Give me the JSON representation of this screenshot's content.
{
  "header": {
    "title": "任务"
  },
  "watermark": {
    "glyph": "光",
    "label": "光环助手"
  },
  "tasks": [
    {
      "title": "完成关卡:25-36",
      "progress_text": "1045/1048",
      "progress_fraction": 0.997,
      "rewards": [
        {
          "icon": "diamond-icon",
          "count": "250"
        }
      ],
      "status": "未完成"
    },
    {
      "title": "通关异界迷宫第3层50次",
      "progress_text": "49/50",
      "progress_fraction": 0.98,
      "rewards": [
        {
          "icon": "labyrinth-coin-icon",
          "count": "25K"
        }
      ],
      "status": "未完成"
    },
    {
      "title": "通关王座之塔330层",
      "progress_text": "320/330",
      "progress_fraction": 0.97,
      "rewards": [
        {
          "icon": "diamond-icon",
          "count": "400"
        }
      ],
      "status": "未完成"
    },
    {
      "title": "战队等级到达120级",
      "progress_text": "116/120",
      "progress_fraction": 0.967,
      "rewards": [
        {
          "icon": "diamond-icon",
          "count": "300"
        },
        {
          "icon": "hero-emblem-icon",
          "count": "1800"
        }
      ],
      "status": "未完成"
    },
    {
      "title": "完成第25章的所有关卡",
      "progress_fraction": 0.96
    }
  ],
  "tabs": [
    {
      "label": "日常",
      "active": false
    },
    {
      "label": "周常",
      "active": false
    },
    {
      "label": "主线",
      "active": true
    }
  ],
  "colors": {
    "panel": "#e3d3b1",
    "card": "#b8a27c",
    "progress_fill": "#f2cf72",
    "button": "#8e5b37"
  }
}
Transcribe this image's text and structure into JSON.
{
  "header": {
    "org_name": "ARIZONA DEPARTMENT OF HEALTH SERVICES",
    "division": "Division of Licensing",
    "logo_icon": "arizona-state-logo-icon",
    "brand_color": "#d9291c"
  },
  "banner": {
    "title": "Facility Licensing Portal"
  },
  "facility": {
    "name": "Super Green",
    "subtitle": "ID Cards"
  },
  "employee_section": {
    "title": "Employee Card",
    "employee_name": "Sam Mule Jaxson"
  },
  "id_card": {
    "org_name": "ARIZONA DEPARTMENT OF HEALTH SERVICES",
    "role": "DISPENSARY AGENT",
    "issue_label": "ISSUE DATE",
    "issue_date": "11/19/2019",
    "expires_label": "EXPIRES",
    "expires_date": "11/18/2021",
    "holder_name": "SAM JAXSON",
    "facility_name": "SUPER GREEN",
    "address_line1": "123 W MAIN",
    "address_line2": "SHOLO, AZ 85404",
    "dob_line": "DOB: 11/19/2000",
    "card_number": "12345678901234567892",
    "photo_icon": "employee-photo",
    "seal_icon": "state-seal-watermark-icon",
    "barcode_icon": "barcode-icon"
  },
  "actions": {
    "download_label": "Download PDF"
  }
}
- - -
**Task:**
Using the records above, gather all lines where the string "Licensing" is present.

**Solution for this exercise:**
    "division": "Division of Licensing",
    "title": "Facility Licensing Portal"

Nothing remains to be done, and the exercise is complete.